Entries with figure data
# # # # #

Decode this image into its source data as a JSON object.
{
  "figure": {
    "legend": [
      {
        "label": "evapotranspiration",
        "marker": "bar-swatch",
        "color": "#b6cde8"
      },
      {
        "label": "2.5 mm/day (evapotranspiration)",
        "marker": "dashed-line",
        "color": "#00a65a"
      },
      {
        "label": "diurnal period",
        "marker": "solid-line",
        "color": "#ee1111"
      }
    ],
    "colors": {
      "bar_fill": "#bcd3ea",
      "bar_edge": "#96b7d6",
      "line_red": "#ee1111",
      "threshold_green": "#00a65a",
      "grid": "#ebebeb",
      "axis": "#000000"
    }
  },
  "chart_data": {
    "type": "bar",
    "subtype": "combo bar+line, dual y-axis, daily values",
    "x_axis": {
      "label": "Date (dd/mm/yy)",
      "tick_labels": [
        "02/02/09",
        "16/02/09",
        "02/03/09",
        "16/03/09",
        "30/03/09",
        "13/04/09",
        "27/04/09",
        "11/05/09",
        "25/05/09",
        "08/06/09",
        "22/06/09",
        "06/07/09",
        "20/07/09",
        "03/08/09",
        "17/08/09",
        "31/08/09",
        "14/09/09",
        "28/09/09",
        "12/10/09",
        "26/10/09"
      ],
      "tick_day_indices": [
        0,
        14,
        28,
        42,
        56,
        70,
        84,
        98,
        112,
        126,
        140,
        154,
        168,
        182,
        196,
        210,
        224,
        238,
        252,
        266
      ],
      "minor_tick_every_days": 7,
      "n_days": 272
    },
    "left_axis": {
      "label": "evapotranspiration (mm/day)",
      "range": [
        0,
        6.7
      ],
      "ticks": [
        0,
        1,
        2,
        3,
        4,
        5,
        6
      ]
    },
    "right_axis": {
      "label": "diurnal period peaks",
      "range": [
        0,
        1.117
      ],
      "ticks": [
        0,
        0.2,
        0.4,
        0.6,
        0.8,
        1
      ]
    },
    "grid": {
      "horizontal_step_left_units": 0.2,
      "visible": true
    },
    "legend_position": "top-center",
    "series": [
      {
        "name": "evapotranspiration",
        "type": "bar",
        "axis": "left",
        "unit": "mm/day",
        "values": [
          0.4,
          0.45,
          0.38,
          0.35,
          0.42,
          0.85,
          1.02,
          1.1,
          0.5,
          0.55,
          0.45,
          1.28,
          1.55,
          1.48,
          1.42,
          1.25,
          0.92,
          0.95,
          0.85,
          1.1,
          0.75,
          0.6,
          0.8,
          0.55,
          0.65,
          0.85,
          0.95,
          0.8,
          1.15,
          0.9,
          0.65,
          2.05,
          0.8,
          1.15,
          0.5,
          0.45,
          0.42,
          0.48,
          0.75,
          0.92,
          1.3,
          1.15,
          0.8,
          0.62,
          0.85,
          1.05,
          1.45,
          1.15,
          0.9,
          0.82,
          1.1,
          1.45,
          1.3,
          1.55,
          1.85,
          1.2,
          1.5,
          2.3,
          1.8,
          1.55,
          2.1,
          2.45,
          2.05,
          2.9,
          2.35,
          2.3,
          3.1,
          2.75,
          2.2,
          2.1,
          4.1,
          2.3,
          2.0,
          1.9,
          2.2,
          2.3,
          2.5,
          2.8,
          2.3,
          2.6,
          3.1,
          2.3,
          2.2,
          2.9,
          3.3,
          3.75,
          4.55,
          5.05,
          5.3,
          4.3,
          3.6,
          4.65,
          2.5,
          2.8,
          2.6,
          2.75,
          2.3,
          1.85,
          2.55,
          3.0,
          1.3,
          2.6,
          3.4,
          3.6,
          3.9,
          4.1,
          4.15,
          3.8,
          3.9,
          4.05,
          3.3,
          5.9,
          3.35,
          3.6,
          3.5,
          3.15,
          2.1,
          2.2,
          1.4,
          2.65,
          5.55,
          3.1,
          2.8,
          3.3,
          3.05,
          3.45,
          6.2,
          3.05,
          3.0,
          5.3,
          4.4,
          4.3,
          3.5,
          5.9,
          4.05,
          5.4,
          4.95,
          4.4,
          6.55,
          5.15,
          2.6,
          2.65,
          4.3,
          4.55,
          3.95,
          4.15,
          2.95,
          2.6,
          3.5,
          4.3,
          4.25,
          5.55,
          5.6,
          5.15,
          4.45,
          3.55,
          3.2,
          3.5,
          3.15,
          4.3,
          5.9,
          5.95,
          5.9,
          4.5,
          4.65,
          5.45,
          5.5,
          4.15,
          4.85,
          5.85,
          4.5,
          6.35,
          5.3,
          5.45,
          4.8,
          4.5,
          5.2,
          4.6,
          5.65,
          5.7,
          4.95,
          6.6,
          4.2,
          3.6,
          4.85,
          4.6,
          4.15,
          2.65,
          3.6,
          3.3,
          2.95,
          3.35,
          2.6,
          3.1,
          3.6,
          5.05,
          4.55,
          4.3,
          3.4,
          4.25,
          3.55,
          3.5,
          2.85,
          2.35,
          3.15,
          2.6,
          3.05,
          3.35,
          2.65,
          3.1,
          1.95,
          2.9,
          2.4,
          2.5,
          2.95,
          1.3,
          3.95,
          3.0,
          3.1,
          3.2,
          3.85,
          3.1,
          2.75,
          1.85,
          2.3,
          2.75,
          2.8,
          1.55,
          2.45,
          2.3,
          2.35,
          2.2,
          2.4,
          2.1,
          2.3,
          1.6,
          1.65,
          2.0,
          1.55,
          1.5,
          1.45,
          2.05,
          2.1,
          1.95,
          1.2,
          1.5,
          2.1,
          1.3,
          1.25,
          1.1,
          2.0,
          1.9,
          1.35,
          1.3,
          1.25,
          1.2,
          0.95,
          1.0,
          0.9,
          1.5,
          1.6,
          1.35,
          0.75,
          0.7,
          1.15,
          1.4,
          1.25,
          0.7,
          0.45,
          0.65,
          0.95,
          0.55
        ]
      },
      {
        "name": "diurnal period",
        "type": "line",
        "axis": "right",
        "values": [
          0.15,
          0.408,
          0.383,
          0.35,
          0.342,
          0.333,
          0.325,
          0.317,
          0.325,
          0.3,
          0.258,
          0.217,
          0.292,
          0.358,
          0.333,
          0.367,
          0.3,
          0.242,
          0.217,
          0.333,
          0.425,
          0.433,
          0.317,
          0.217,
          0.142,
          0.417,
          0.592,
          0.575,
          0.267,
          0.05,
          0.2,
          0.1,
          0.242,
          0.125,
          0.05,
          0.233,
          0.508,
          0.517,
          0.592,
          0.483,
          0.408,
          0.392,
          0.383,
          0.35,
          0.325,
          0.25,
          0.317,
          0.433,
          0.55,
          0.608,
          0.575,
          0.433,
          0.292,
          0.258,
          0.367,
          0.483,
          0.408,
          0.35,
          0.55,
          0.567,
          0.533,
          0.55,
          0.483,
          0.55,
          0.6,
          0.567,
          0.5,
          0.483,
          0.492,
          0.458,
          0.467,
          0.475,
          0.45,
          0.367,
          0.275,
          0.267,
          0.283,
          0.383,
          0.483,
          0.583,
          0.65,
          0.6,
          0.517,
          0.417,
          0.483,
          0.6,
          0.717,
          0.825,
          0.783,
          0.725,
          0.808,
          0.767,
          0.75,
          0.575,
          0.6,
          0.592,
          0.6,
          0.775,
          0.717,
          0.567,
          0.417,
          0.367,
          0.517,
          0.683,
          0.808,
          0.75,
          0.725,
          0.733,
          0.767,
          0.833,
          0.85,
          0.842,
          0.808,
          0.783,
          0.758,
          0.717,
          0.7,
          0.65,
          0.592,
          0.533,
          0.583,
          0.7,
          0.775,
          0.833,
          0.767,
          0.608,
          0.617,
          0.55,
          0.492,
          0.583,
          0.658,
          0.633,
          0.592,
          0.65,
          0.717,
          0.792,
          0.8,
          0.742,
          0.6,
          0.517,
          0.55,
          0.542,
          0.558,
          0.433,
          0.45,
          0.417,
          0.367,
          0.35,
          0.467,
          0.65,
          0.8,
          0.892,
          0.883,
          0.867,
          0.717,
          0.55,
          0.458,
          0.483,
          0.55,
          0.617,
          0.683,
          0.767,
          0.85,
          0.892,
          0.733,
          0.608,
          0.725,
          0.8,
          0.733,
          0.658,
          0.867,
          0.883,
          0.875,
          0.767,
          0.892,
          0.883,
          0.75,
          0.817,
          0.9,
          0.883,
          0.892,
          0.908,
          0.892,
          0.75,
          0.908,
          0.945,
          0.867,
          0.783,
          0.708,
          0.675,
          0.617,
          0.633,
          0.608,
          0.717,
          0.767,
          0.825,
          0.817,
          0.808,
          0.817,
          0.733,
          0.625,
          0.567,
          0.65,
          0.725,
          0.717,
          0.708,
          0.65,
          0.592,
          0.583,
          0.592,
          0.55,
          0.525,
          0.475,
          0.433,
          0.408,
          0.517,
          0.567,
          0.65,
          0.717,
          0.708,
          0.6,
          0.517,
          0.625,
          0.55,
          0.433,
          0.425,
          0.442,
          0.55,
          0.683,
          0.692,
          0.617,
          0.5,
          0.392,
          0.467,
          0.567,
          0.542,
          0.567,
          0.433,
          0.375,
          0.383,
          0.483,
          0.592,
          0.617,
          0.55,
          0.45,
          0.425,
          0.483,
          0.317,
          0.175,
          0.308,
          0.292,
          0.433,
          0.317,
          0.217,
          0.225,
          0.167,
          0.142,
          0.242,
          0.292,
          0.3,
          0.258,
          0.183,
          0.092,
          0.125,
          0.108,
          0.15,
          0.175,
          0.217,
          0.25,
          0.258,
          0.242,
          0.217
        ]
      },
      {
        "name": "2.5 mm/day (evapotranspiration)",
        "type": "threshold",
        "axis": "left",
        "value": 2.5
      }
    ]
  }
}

# # # # #

--- DO THIS ---
Copy out every line with the word "name".

--- RESPONSE TO THIS TASK ---
        "name": "evapotranspiration",
        "name": "diurnal period",
        "name": "2.5 mm/day (evapotranspiration)",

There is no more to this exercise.